* Written instruction *
Read the records below. Copy each line where the string "delineavit" occurs.

+++ Provided information

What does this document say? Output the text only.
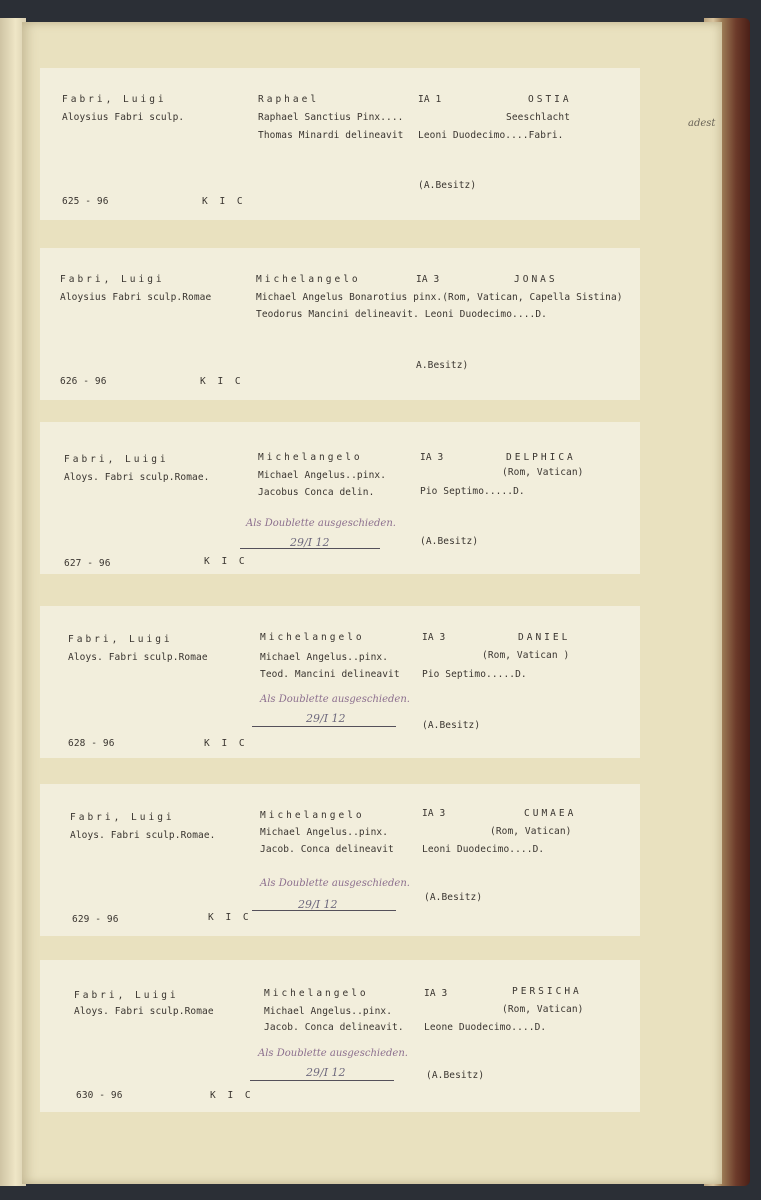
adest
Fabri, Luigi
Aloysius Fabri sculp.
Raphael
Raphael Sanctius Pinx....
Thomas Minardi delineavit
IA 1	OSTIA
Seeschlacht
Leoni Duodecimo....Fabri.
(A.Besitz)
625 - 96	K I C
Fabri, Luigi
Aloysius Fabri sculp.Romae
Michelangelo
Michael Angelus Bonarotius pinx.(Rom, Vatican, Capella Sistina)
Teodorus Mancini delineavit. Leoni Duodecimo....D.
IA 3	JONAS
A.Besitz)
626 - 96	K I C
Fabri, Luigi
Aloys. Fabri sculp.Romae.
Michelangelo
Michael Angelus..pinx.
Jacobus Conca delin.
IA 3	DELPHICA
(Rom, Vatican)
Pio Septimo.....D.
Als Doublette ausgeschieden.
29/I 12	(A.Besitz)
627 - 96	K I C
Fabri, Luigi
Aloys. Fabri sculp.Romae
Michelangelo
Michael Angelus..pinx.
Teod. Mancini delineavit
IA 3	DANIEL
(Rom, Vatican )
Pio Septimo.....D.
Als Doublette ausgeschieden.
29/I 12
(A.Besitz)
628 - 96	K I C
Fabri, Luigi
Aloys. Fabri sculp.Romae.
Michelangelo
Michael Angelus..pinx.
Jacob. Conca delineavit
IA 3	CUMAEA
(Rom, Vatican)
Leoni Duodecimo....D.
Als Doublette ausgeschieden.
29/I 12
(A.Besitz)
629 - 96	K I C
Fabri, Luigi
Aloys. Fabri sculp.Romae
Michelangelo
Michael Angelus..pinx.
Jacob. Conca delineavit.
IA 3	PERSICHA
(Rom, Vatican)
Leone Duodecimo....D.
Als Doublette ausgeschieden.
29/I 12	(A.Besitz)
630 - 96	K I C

++++++

* The output *
Thomas Minardi delineavit
Teodorus Mancini delineavit. Leoni Duodecimo....D.
Teod. Mancini delineavit
Jacob. Conca delineavit
Jacob. Conca delineavit.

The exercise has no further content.